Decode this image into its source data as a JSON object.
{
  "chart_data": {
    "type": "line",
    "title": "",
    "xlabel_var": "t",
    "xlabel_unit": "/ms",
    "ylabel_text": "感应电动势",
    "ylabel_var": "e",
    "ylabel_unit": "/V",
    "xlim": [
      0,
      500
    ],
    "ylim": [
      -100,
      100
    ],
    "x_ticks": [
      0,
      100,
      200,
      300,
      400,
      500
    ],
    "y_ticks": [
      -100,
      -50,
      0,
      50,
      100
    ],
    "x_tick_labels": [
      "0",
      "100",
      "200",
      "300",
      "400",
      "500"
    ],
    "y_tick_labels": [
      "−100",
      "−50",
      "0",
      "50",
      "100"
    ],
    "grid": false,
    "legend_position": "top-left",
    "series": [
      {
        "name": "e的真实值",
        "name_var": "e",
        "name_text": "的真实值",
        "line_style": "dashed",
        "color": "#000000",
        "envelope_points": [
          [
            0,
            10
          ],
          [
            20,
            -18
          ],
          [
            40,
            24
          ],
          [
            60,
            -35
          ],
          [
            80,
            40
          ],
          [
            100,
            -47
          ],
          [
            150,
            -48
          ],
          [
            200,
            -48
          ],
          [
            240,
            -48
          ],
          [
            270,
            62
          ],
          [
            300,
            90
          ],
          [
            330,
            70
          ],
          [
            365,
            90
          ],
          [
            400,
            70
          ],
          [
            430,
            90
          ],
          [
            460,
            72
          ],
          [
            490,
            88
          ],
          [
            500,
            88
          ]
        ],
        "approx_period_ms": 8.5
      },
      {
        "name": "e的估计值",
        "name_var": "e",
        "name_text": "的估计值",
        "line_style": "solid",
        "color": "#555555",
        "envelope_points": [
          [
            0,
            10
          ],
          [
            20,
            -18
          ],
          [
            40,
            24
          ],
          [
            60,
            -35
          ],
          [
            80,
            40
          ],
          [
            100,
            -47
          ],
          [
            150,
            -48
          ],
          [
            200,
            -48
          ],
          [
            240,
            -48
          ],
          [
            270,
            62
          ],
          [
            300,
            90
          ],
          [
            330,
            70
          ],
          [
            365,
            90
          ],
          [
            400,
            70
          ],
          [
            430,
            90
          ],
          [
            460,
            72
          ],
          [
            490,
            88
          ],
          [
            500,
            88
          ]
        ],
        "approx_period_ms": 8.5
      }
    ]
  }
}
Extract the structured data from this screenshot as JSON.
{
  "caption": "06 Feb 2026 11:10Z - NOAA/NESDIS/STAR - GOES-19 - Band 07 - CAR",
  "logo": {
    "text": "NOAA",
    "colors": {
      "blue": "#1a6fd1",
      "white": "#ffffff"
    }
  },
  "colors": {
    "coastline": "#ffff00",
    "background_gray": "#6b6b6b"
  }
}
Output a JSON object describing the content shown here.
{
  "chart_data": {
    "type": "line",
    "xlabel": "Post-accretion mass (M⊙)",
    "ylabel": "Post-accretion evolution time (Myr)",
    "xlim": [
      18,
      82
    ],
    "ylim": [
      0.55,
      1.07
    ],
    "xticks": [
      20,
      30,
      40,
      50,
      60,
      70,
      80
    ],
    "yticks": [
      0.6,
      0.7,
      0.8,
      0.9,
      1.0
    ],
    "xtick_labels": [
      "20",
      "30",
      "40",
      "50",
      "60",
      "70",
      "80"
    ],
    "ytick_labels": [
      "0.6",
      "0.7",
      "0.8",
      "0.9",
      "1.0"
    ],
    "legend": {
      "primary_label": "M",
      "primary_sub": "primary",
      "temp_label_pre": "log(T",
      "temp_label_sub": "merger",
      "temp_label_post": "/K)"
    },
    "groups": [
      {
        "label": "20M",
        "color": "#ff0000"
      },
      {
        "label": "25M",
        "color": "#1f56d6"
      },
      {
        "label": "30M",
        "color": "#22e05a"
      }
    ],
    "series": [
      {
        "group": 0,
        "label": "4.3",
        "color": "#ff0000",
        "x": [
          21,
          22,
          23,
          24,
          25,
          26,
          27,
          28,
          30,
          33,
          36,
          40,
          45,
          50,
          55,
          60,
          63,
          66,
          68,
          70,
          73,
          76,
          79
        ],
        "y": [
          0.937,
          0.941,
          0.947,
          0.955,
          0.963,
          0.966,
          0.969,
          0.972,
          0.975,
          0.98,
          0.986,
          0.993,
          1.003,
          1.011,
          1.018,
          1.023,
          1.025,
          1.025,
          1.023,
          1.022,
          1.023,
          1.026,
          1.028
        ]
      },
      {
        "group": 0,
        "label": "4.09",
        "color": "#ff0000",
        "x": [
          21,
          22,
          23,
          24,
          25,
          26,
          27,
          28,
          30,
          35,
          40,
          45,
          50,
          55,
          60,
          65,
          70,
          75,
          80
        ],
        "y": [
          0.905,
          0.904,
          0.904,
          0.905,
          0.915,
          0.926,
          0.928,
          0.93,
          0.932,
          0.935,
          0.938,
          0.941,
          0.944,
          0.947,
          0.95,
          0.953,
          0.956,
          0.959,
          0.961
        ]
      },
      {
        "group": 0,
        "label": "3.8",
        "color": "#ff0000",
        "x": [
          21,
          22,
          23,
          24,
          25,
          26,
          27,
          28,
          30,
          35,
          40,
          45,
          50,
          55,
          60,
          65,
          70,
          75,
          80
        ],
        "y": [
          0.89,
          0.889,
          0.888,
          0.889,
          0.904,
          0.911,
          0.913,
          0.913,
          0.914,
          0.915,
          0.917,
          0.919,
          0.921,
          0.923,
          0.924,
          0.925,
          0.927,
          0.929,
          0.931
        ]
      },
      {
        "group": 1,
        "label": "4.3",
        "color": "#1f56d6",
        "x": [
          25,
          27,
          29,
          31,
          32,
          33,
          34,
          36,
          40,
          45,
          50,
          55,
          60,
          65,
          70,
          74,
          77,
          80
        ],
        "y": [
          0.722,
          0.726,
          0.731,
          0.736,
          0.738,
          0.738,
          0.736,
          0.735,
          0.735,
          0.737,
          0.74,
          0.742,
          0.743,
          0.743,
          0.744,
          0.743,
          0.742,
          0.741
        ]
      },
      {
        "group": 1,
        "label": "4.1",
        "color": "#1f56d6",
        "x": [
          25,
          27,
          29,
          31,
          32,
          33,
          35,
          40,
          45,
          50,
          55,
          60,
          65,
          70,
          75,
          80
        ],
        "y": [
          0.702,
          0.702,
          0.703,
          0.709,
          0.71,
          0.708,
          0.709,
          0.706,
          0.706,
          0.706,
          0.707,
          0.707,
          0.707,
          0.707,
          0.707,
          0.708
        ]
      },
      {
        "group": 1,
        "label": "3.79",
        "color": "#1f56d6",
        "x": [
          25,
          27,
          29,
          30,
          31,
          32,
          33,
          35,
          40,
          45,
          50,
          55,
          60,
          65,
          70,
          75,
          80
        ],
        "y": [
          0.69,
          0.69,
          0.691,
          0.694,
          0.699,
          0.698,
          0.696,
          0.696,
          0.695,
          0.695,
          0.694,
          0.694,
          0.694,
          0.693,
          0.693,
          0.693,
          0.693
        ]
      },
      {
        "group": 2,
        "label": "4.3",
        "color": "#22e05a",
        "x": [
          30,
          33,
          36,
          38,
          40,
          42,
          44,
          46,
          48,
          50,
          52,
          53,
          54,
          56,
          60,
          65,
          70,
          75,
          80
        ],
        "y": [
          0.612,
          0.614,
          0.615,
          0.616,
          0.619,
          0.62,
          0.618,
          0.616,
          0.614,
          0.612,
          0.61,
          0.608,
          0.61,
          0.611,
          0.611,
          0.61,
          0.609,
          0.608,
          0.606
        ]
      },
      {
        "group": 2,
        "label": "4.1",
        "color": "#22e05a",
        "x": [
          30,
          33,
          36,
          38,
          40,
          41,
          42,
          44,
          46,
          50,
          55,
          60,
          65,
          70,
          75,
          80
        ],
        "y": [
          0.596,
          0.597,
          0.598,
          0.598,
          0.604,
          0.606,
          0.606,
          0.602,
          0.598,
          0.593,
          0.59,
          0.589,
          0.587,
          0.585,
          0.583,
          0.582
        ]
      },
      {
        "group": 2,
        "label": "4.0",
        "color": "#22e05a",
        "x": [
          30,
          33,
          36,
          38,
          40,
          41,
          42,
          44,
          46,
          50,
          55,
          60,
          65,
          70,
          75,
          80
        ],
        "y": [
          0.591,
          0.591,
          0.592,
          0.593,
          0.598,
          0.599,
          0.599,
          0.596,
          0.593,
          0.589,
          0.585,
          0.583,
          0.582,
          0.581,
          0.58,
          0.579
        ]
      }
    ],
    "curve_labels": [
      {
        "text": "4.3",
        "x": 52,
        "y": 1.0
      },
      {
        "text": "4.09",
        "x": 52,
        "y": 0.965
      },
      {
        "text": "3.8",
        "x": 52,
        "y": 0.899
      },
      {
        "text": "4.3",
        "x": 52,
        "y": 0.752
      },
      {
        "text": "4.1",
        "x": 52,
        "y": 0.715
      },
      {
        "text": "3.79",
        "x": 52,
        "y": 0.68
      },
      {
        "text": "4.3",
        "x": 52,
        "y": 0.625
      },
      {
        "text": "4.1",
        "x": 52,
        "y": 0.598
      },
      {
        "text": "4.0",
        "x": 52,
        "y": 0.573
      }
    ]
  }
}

§ What this task involves:
Which lines contain "NOAA"? Copy each of them.

§ Answer to this task:
  "caption": "06 Feb 2026 11:10Z - NOAA/NESDIS/STAR - GOES-19 - Band 07 - CAR",
    "text": "NOAA",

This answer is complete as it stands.